Part of a data file:
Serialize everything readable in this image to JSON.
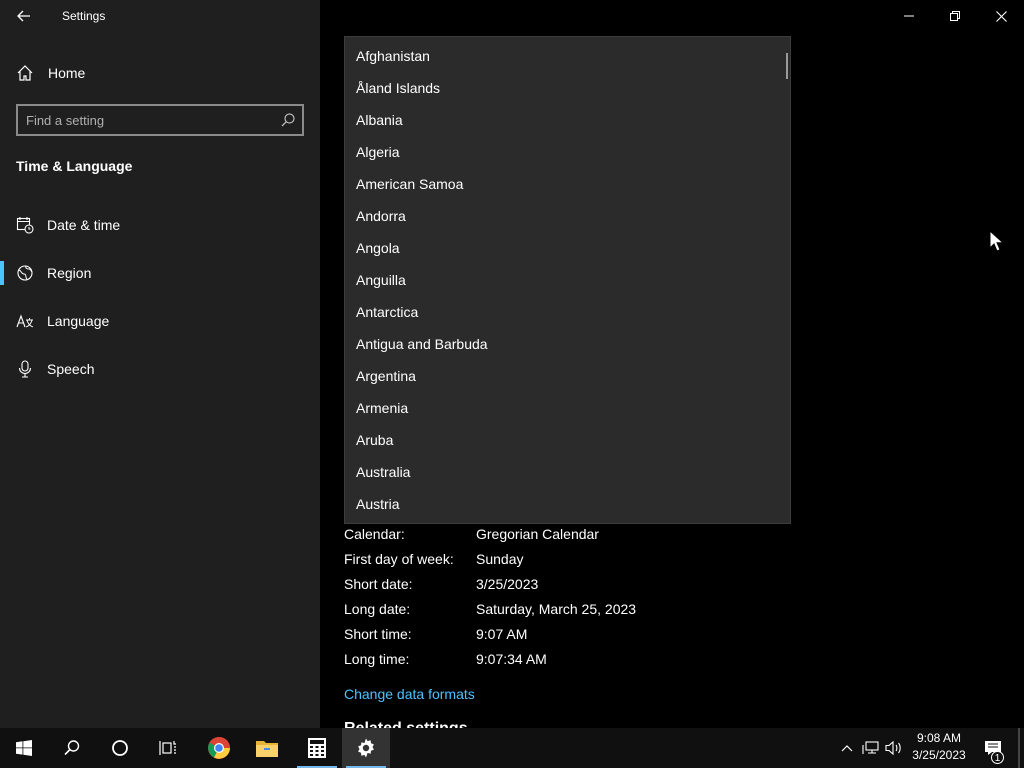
{
  "window": {
    "title": "Settings"
  },
  "sidebar": {
    "home_label": "Home",
    "search_placeholder": "Find a setting",
    "section_title": "Time & Language",
    "items": [
      {
        "label": "Date & time",
        "icon": "calendar-clock-icon",
        "selected": false
      },
      {
        "label": "Region",
        "icon": "globe-icon",
        "selected": true
      },
      {
        "label": "Language",
        "icon": "language-icon",
        "selected": false
      },
      {
        "label": "Speech",
        "icon": "microphone-icon",
        "selected": false
      }
    ]
  },
  "dropdown": {
    "options": [
      "Afghanistan",
      "Åland Islands",
      "Albania",
      "Algeria",
      "American Samoa",
      "Andorra",
      "Angola",
      "Anguilla",
      "Antarctica",
      "Antigua and Barbuda",
      "Argentina",
      "Armenia",
      "Aruba",
      "Australia",
      "Austria"
    ]
  },
  "formats": [
    {
      "label": "Calendar:",
      "value": "Gregorian Calendar"
    },
    {
      "label": "First day of week:",
      "value": "Sunday"
    },
    {
      "label": "Short date:",
      "value": "3/25/2023"
    },
    {
      "label": "Long date:",
      "value": "Saturday, March 25, 2023"
    },
    {
      "label": "Short time:",
      "value": "9:07 AM"
    },
    {
      "label": "Long time:",
      "value": "9:07:34 AM"
    }
  ],
  "change_formats_link": "Change data formats",
  "related_settings_title": "Related settings",
  "taskbar": {
    "clock_time": "9:08 AM",
    "clock_date": "3/25/2023",
    "notification_count": "1"
  },
  "colors": {
    "accent": "#4cc2ff",
    "sidebar_bg": "#1f1f1f",
    "dropdown_bg": "#2b2b2b"
  }
}
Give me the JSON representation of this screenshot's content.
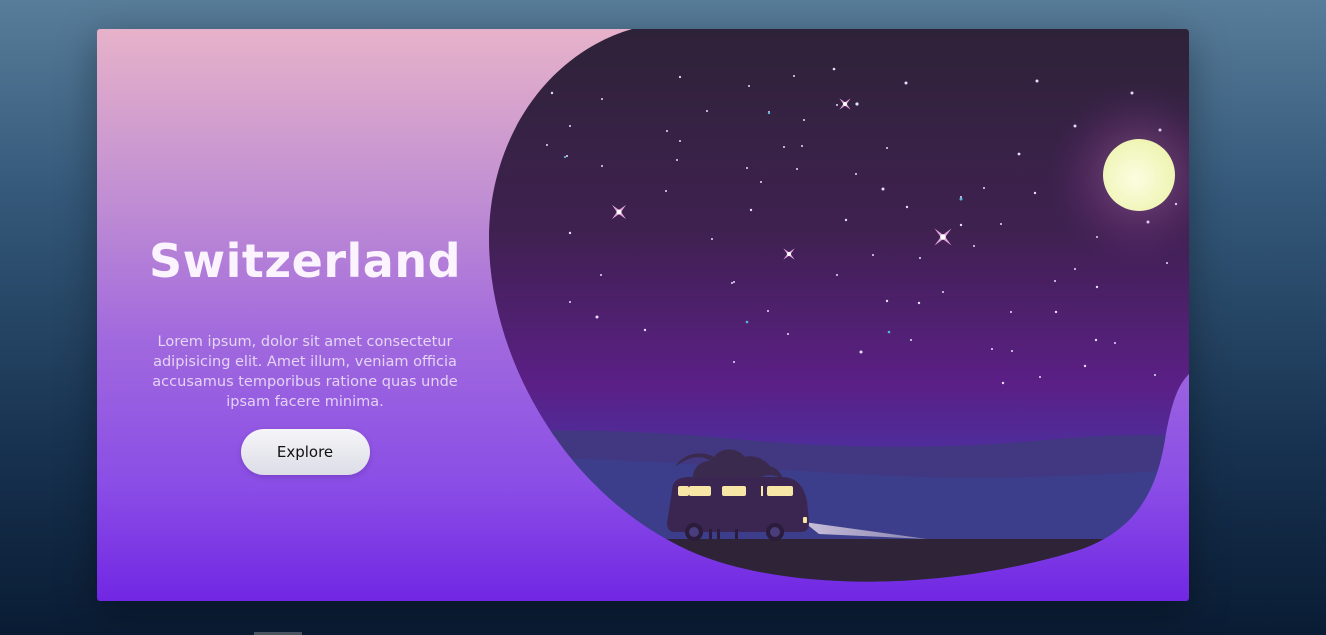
{
  "hero": {
    "title": "Switzerland",
    "description": "Lorem ipsum, dolor sit amet consectetur adipisicing elit. Amet illum, veniam officia accusamus temporibus ratione quas unde ipsam facere minima.",
    "button_label": "Explore"
  },
  "colors": {
    "card_top": "#e7b2c9",
    "card_bottom": "#7127e3",
    "night_sky_top": "#2e2238",
    "night_sky_bottom": "#5b1f86",
    "moon": "#f6f9c8"
  },
  "scene": {
    "icons": [
      "night-sky",
      "stars",
      "moon",
      "hills",
      "camper-van",
      "palm-trees",
      "headlight-beam"
    ]
  }
}
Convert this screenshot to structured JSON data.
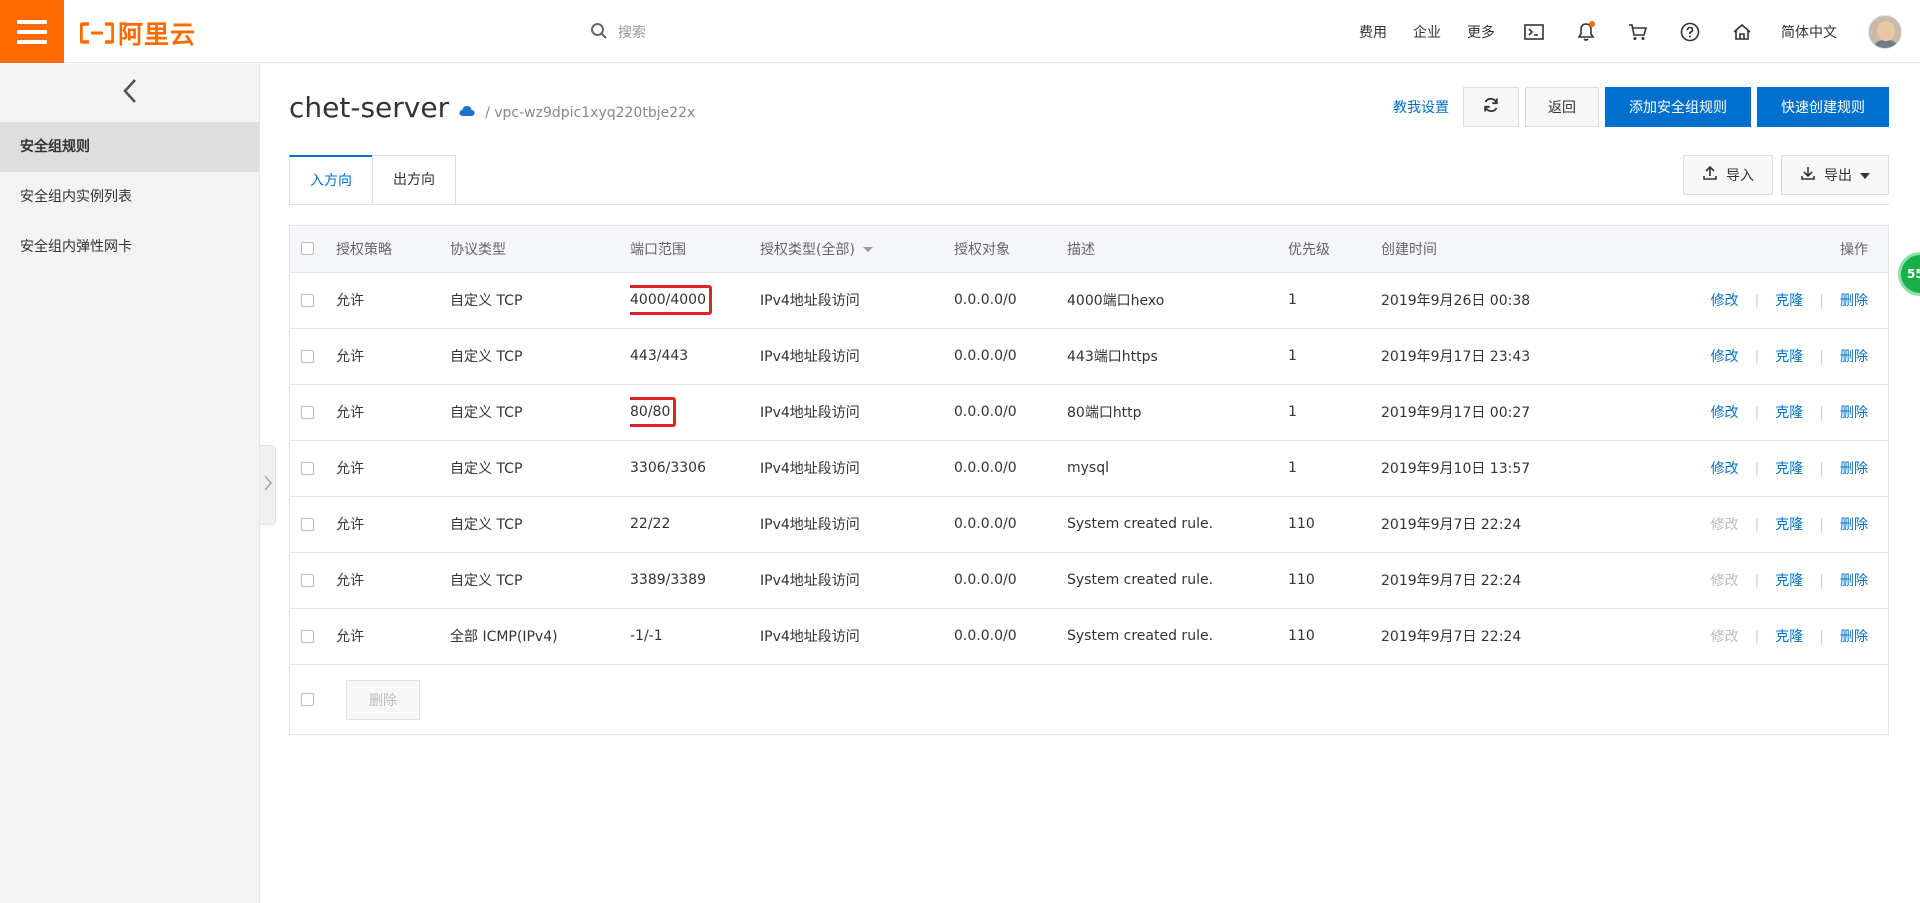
{
  "topbar": {
    "logo_text": "阿里云",
    "search_placeholder": "搜索",
    "links": [
      "费用",
      "企业",
      "更多"
    ],
    "language": "简体中文",
    "brand_color": "#ff6a00"
  },
  "sidebar": {
    "items": [
      {
        "label": "安全组规则",
        "active": true
      },
      {
        "label": "安全组内实例列表",
        "active": false
      },
      {
        "label": "安全组内弹性网卡",
        "active": false
      }
    ]
  },
  "header": {
    "title": "chet-server",
    "vpc": "/ vpc-wz9dpic1xyq220tbje22x",
    "help_link": "教我设置",
    "back_label": "返回",
    "add_rule_label": "添加安全组规则",
    "quick_rule_label": "快速创建规则"
  },
  "tabs": [
    {
      "label": "入方向",
      "active": true
    },
    {
      "label": "出方向",
      "active": false
    }
  ],
  "toolbar": {
    "import_label": "导入",
    "export_label": "导出"
  },
  "table": {
    "headers": {
      "policy": "授权策略",
      "protocol": "协议类型",
      "port": "端口范围",
      "auth_type": "授权类型(全部)",
      "auth_object": "授权对象",
      "desc": "描述",
      "priority": "优先级",
      "created": "创建时间",
      "ops": "操作"
    },
    "op_labels": {
      "edit": "修改",
      "clone": "克隆",
      "delete": "删除"
    },
    "rows": [
      {
        "policy": "允许",
        "protocol": "自定义 TCP",
        "port": "4000/4000",
        "auth_type": "IPv4地址段访问",
        "auth_object": "0.0.0.0/0",
        "desc": "4000端口hexo",
        "priority": "1",
        "created": "2019年9月26日 00:38",
        "edit_enabled": true,
        "highlight": true
      },
      {
        "policy": "允许",
        "protocol": "自定义 TCP",
        "port": "443/443",
        "auth_type": "IPv4地址段访问",
        "auth_object": "0.0.0.0/0",
        "desc": "443端口https",
        "priority": "1",
        "created": "2019年9月17日 23:43",
        "edit_enabled": true,
        "highlight": false
      },
      {
        "policy": "允许",
        "protocol": "自定义 TCP",
        "port": "80/80",
        "auth_type": "IPv4地址段访问",
        "auth_object": "0.0.0.0/0",
        "desc": "80端口http",
        "priority": "1",
        "created": "2019年9月17日 00:27",
        "edit_enabled": true,
        "highlight": true
      },
      {
        "policy": "允许",
        "protocol": "自定义 TCP",
        "port": "3306/3306",
        "auth_type": "IPv4地址段访问",
        "auth_object": "0.0.0.0/0",
        "desc": "mysql",
        "priority": "1",
        "created": "2019年9月10日 13:57",
        "edit_enabled": true,
        "highlight": false
      },
      {
        "policy": "允许",
        "protocol": "自定义 TCP",
        "port": "22/22",
        "auth_type": "IPv4地址段访问",
        "auth_object": "0.0.0.0/0",
        "desc": "System created rule.",
        "priority": "110",
        "created": "2019年9月7日 22:24",
        "edit_enabled": false,
        "highlight": false
      },
      {
        "policy": "允许",
        "protocol": "自定义 TCP",
        "port": "3389/3389",
        "auth_type": "IPv4地址段访问",
        "auth_object": "0.0.0.0/0",
        "desc": "System created rule.",
        "priority": "110",
        "created": "2019年9月7日 22:24",
        "edit_enabled": false,
        "highlight": false
      },
      {
        "policy": "允许",
        "protocol": "全部 ICMP(IPv4)",
        "port": "-1/-1",
        "auth_type": "IPv4地址段访问",
        "auth_object": "0.0.0.0/0",
        "desc": "System created rule.",
        "priority": "110",
        "created": "2019年9月7日 22:24",
        "edit_enabled": false,
        "highlight": false
      }
    ],
    "footer_delete_label": "删除"
  },
  "float_ball": {
    "text": "55"
  }
}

* Exercise description
Transcribe the records word for word and include no pictures.

* Written answer
Serialize everything readable in this image to JSON.
{
  "window": {
    "title": "Settings"
  },
  "sidebar": {
    "home_label": "Home",
    "search_placeholder": "Find a setting",
    "section_title": "Time & Language",
    "items": [
      {
        "label": "Date & time",
        "icon": "calendar-clock-icon",
        "selected": false
      },
      {
        "label": "Region",
        "icon": "globe-icon",
        "selected": true
      },
      {
        "label": "Language",
        "icon": "language-icon",
        "selected": false
      },
      {
        "label": "Speech",
        "icon": "microphone-icon",
        "selected": false
      }
    ]
  },
  "dropdown": {
    "options": [
      "Afghanistan",
      "Åland Islands",
      "Albania",
      "Algeria",
      "American Samoa",
      "Andorra",
      "Angola",
      "Anguilla",
      "Antarctica",
      "Antigua and Barbuda",
      "Argentina",
      "Armenia",
      "Aruba",
      "Australia",
      "Austria"
    ]
  },
  "formats": [
    {
      "label": "Calendar:",
      "value": "Gregorian Calendar"
    },
    {
      "label": "First day of week:",
      "value": "Sunday"
    },
    {
      "label": "Short date:",
      "value": "3/25/2023"
    },
    {
      "label": "Long date:",
      "value": "Saturday, March 25, 2023"
    },
    {
      "label": "Short time:",
      "value": "9:07 AM"
    },
    {
      "label": "Long time:",
      "value": "9:07:34 AM"
    }
  ],
  "change_formats_link": "Change data formats",
  "related_settings_title": "Related settings",
  "taskbar": {
    "clock_time": "9:08 AM",
    "clock_date": "3/25/2023",
    "notification_count": "1"
  },
  "colors": {
    "accent": "#4cc2ff",
    "sidebar_bg": "#1f1f1f",
    "dropdown_bg": "#2b2b2b"
  }
}
Give me the JSON representation of this screenshot's content.
{
  "hero": {
    "title": "Switzerland",
    "description": "Lorem ipsum, dolor sit amet consectetur adipisicing elit. Amet illum, veniam officia accusamus temporibus ratione quas unde ipsam facere minima.",
    "button_label": "Explore"
  },
  "colors": {
    "card_top": "#e7b2c9",
    "card_bottom": "#7127e3",
    "night_sky_top": "#2e2238",
    "night_sky_bottom": "#5b1f86",
    "moon": "#f6f9c8"
  },
  "scene": {
    "icons": [
      "night-sky",
      "stars",
      "moon",
      "hills",
      "camper-van",
      "palm-trees",
      "headlight-beam"
    ]
  }
}
Convert this screenshot to structured JSON data.
{
  "topbar": {
    "logo_text": "阿里云",
    "search_placeholder": "搜索",
    "links": [
      "费用",
      "企业",
      "更多"
    ],
    "language": "简体中文",
    "brand_color": "#ff6a00"
  },
  "sidebar": {
    "items": [
      {
        "label": "安全组规则",
        "active": true
      },
      {
        "label": "安全组内实例列表",
        "active": false
      },
      {
        "label": "安全组内弹性网卡",
        "active": false
      }
    ]
  },
  "header": {
    "title": "chet-server",
    "vpc": "/ vpc-wz9dpic1xyq220tbje22x",
    "help_link": "教我设置",
    "back_label": "返回",
    "add_rule_label": "添加安全组规则",
    "quick_rule_label": "快速创建规则"
  },
  "tabs": [
    {
      "label": "入方向",
      "active": true
    },
    {
      "label": "出方向",
      "active": false
    }
  ],
  "toolbar": {
    "import_label": "导入",
    "export_label": "导出"
  },
  "table": {
    "headers": {
      "policy": "授权策略",
      "protocol": "协议类型",
      "port": "端口范围",
      "auth_type": "授权类型(全部)",
      "auth_object": "授权对象",
      "desc": "描述",
      "priority": "优先级",
      "created": "创建时间",
      "ops": "操作"
    },
    "op_labels": {
      "edit": "修改",
      "clone": "克隆",
      "delete": "删除"
    },
    "rows": [
      {
        "policy": "允许",
        "protocol": "自定义 TCP",
        "port": "4000/4000",
        "auth_type": "IPv4地址段访问",
        "auth_object": "0.0.0.0/0",
        "desc": "4000端口hexo",
        "priority": "1",
        "created": "2019年9月26日 00:38",
        "edit_enabled": true,
        "highlight": true
      },
      {
        "policy": "允许",
        "protocol": "自定义 TCP",
        "port": "443/443",
        "auth_type": "IPv4地址段访问",
        "auth_object": "0.0.0.0/0",
        "desc": "443端口https",
        "priority": "1",
        "created": "2019年9月17日 23:43",
        "edit_enabled": true,
        "highlight": false
      },
      {
        "policy": "允许",
        "protocol": "自定义 TCP",
        "port": "80/80",
        "auth_type": "IPv4地址段访问",
        "auth_object": "0.0.0.0/0",
        "desc": "80端口http",
        "priority": "1",
        "created": "2019年9月17日 00:27",
        "edit_enabled": true,
        "highlight": true
      },
      {
        "policy": "允许",
        "protocol": "自定义 TCP",
        "port": "3306/3306",
        "auth_type": "IPv4地址段访问",
        "auth_object": "0.0.0.0/0",
        "desc": "mysql",
        "priority": "1",
        "created": "2019年9月10日 13:57",
        "edit_enabled": true,
        "highlight": false
      },
      {
        "policy": "允许",
        "protocol": "自定义 TCP",
        "port": "22/22",
        "auth_type": "IPv4地址段访问",
        "auth_object": "0.0.0.0/0",
        "desc": "System created rule.",
        "priority": "110",
        "created": "2019年9月7日 22:24",
        "edit_enabled": false,
        "highlight": false
      },
      {
        "policy": "允许",
        "protocol": "自定义 TCP",
        "port": "3389/3389",
        "auth_type": "IPv4地址段访问",
        "auth_object": "0.0.0.0/0",
        "desc": "System created rule.",
        "priority": "110",
        "created": "2019年9月7日 22:24",
        "edit_enabled": false,
        "highlight": false
      },
      {
        "policy": "允许",
        "protocol": "全部 ICMP(IPv4)",
        "port": "-1/-1",
        "auth_type": "IPv4地址段访问",
        "auth_object": "0.0.0.0/0",
        "desc": "System created rule.",
        "priority": "110",
        "created": "2019年9月7日 22:24",
        "edit_enabled": false,
        "highlight": false
      }
    ],
    "footer_delete_label": "删除"
  },
  "float_ball": {
    "text": "55"
  }
}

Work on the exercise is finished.